— Available records —
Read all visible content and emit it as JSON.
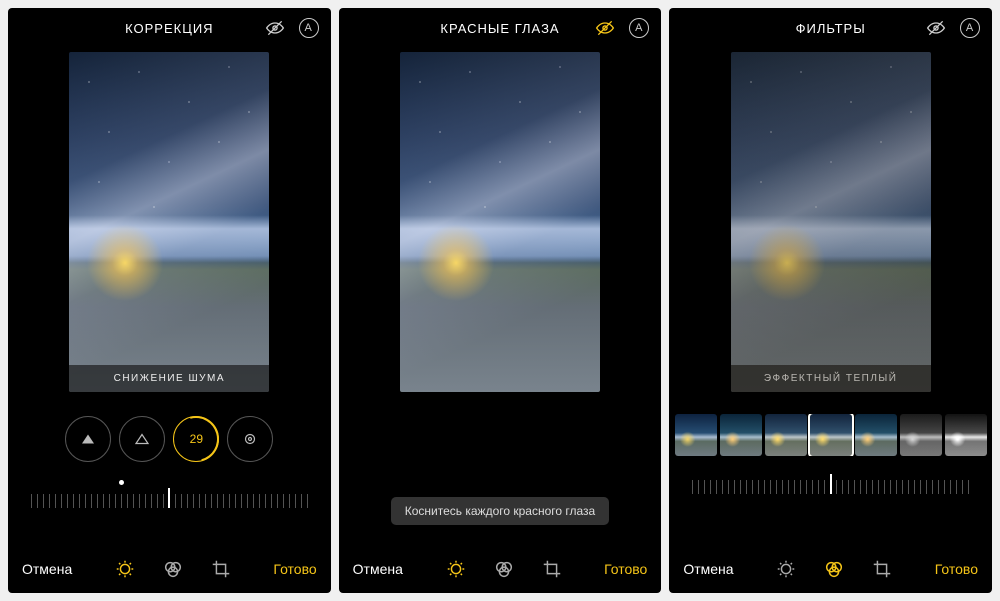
{
  "screens": [
    {
      "header": {
        "title": "КОРРЕКЦИЯ",
        "eye_active": false
      },
      "photo_label": "СНИЖЕНИЕ ШУМА",
      "adjust": {
        "dials": [
          {
            "icon": "triangle-filled"
          },
          {
            "icon": "triangle-outline"
          },
          {
            "icon": "value",
            "value": "29",
            "active": true
          },
          {
            "icon": "target"
          }
        ],
        "ruler_dot_pct": 32
      },
      "footer": {
        "cancel": "Отмена",
        "done": "Готово",
        "active_tool": "adjust"
      }
    },
    {
      "header": {
        "title": "КРАСНЫЕ ГЛАЗА",
        "eye_active": true
      },
      "hint": "Коснитесь каждого красного глаза",
      "footer": {
        "cancel": "Отмена",
        "done": "Готово",
        "active_tool": "adjust"
      }
    },
    {
      "header": {
        "title": "ФИЛЬТРЫ",
        "eye_active": false
      },
      "photo_label": "ЭФФЕКТНЫЙ ТЕПЛЫЙ",
      "filters": {
        "selected_index": 3,
        "count": 7
      },
      "footer": {
        "cancel": "Отмена",
        "done": "Готово",
        "active_tool": "filters"
      }
    }
  ],
  "icons": {
    "markup_letter": "A"
  }
}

— The task —
Print all of the entries word for word. Skip any images they contain.

— Complete answer —
Read all visible content and emit it as JSON.
{
  "screens": [
    {
      "header": {
        "title": "КОРРЕКЦИЯ",
        "eye_active": false
      },
      "photo_label": "СНИЖЕНИЕ ШУМА",
      "adjust": {
        "dials": [
          {
            "icon": "triangle-filled"
          },
          {
            "icon": "triangle-outline"
          },
          {
            "icon": "value",
            "value": "29",
            "active": true
          },
          {
            "icon": "target"
          }
        ],
        "ruler_dot_pct": 32
      },
      "footer": {
        "cancel": "Отмена",
        "done": "Готово",
        "active_tool": "adjust"
      }
    },
    {
      "header": {
        "title": "КРАСНЫЕ ГЛАЗА",
        "eye_active": true
      },
      "hint": "Коснитесь каждого красного глаза",
      "footer": {
        "cancel": "Отмена",
        "done": "Готово",
        "active_tool": "adjust"
      }
    },
    {
      "header": {
        "title": "ФИЛЬТРЫ",
        "eye_active": false
      },
      "photo_label": "ЭФФЕКТНЫЙ ТЕПЛЫЙ",
      "filters": {
        "selected_index": 3,
        "count": 7
      },
      "footer": {
        "cancel": "Отмена",
        "done": "Готово",
        "active_tool": "filters"
      }
    }
  ],
  "icons": {
    "markup_letter": "A"
  }
}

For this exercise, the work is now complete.